--- Begin RECORDS FOR THIS TASK ---

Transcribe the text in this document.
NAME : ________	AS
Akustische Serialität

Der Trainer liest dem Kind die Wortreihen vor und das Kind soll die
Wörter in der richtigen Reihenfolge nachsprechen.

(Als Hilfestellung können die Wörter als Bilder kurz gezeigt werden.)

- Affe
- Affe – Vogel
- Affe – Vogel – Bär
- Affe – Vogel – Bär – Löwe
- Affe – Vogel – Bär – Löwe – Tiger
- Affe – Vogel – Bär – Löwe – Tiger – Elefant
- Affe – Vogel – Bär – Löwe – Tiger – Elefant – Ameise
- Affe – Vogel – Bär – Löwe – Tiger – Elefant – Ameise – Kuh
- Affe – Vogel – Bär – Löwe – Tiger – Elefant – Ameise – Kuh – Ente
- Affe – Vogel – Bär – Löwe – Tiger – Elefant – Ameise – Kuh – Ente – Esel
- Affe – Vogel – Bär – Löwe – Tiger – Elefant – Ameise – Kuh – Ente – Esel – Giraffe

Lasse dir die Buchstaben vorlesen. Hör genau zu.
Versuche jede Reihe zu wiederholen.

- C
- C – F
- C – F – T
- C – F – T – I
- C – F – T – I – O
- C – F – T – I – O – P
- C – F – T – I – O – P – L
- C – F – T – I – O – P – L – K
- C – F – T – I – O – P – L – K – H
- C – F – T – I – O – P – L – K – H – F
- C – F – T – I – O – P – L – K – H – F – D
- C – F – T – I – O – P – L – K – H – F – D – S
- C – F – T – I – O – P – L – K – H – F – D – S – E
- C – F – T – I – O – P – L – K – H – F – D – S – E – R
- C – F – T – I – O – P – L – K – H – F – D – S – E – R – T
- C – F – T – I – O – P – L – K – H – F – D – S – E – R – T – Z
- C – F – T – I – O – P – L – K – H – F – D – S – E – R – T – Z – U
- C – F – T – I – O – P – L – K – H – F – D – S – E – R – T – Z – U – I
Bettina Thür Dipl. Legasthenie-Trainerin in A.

--- End RECORDS FOR THIS TASK ---

▶ [WHAT IS NEEDED]: Please output the entire listing exactly as it stands.

▶ [FINAL RESULT]:
Transcribe the text in this document.
NAME : ________	AS
Akustische Serialität

Der Trainer liest dem Kind die Wortreihen vor und das Kind soll die
Wörter in der richtigen Reihenfolge nachsprechen.

(Als Hilfestellung können die Wörter als Bilder kurz gezeigt werden.)

- Affe
- Affe – Vogel
- Affe – Vogel – Bär
- Affe – Vogel – Bär – Löwe
- Affe – Vogel – Bär – Löwe – Tiger
- Affe – Vogel – Bär – Löwe – Tiger – Elefant
- Affe – Vogel – Bär – Löwe – Tiger – Elefant – Ameise
- Affe – Vogel – Bär – Löwe – Tiger – Elefant – Ameise – Kuh
- Affe – Vogel – Bär – Löwe – Tiger – Elefant – Ameise – Kuh – Ente
- Affe – Vogel – Bär – Löwe – Tiger – Elefant – Ameise – Kuh – Ente – Esel
- Affe – Vogel – Bär – Löwe – Tiger – Elefant – Ameise – Kuh – Ente – Esel – Giraffe

Lasse dir die Buchstaben vorlesen. Hör genau zu.
Versuche jede Reihe zu wiederholen.

- C
- C – F
- C – F – T
- C – F – T – I
- C – F – T – I – O
- C – F – T – I – O – P
- C – F – T – I – O – P – L
- C – F – T – I – O – P – L – K
- C – F – T – I – O – P – L – K – H
- C – F – T – I – O – P – L – K – H – F
- C – F – T – I – O – P – L – K – H – F – D
- C – F – T – I – O – P – L – K – H – F – D – S
- C – F – T – I – O – P – L – K – H – F – D – S – E
- C – F – T – I – O – P – L – K – H – F – D – S – E – R
- C – F – T – I – O – P – L – K – H – F – D – S – E – R – T
- C – F – T – I – O – P – L – K – H – F – D – S – E – R – T – Z
- C – F – T – I – O – P – L – K – H – F – D – S – E – R – T – Z – U
- C – F – T – I – O – P – L – K – H – F – D – S – E – R – T – Z – U – I
Bettina Thür Dipl. Legasthenie-Trainerin in A.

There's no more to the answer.